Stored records
━━━━━━
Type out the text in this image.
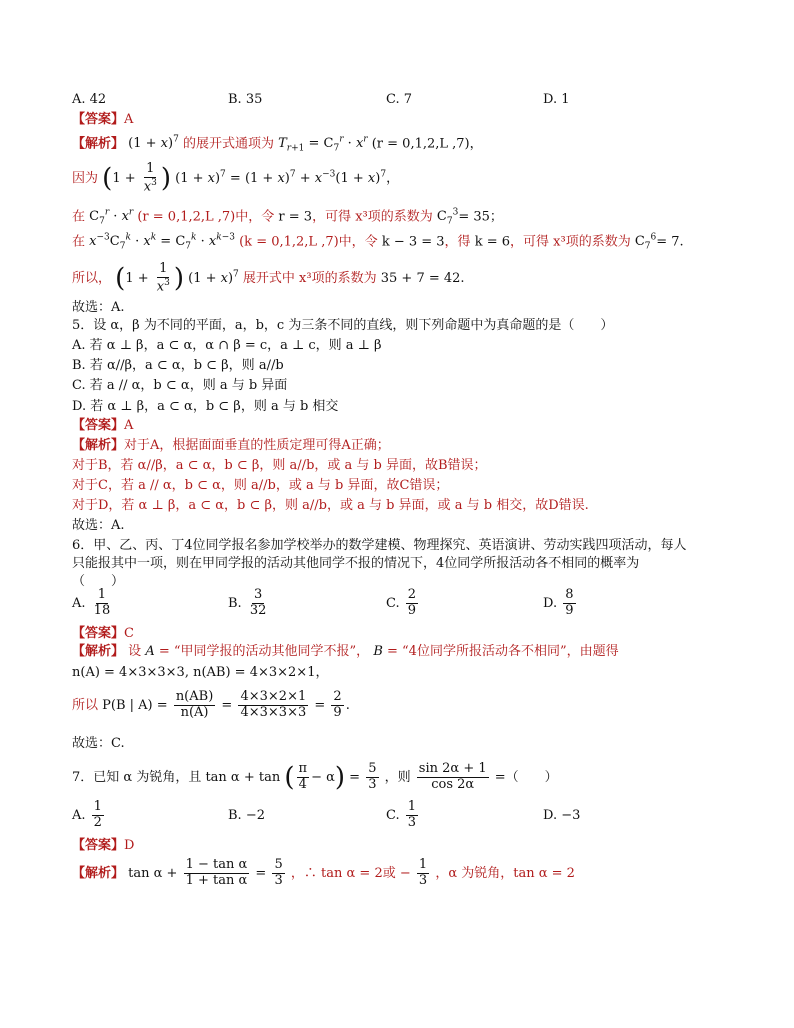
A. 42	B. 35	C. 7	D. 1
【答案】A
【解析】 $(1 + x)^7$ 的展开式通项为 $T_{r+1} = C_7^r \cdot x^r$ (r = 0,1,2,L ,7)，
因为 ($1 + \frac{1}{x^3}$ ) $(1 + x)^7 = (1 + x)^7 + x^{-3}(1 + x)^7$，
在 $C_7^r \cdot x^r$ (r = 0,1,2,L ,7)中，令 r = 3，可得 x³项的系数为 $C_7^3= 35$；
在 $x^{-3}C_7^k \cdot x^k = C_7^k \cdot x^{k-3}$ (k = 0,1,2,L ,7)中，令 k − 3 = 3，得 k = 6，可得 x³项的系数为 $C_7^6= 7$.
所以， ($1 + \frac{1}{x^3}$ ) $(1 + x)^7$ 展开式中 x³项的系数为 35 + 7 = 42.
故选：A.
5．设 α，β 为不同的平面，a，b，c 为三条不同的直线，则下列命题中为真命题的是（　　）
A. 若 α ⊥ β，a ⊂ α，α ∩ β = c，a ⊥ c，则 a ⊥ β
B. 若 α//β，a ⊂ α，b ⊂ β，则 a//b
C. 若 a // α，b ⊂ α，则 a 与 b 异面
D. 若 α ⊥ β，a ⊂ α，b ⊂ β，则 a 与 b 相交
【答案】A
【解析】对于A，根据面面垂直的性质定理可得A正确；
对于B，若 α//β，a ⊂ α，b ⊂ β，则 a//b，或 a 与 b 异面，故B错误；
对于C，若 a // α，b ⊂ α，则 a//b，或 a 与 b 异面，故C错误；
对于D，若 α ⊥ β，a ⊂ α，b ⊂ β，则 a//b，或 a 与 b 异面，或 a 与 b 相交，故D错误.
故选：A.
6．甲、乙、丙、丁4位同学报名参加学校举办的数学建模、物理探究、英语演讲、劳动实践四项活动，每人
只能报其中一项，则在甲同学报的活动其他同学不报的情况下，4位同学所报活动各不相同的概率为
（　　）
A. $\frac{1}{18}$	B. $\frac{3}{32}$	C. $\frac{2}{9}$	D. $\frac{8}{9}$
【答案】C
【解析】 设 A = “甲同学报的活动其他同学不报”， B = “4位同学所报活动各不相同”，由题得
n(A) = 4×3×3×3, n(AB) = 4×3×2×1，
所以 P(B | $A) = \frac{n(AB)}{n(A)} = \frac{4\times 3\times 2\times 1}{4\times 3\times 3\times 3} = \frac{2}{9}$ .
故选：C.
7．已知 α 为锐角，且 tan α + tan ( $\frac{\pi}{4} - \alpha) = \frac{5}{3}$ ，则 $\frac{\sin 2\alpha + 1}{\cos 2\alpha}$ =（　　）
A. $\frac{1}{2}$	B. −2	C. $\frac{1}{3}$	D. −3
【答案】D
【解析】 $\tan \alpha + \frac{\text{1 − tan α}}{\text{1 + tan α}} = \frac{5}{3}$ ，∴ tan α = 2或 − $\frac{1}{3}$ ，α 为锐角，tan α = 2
━━━━━━
### WHAT THE EXERCISE ASKS
Your task is to pick out every line with the string "frac" and copy it.

### SOLUTION FOR THIS TASK
因为 ($1 + \frac{1}{x^3}$ ) $(1 + x)^7 = (1 + x)^7 + x^{-3}(1 + x)^7$，
所以， ($1 + \frac{1}{x^3}$ ) $(1 + x)^7$ 展开式中 x³项的系数为 35 + 7 = 42.
A. $\frac{1}{18}$	B. $\frac{3}{32}$	C. $\frac{2}{9}$	D. $\frac{8}{9}$
所以 P(B | $A) = \frac{n(AB)}{n(A)} = \frac{4\times 3\times 2\times 1}{4\times 3\times 3\times 3} = \frac{2}{9}$ .
7．已知 α 为锐角，且 tan α + tan ( $\frac{\pi}{4} - \alpha) = \frac{5}{3}$ ，则 $\frac{\sin 2\alpha + 1}{\cos 2\alpha}$ =（　　）
A. $\frac{1}{2}$	B. −2	C. $\frac{1}{3}$	D. −3
【解析】 $\tan \alpha + \frac{\text{1 − tan α}}{\text{1 + tan α}} = \frac{5}{3}$ ，∴ tan α = 2或 − $\frac{1}{3}$ ，α 为锐角，tan α = 2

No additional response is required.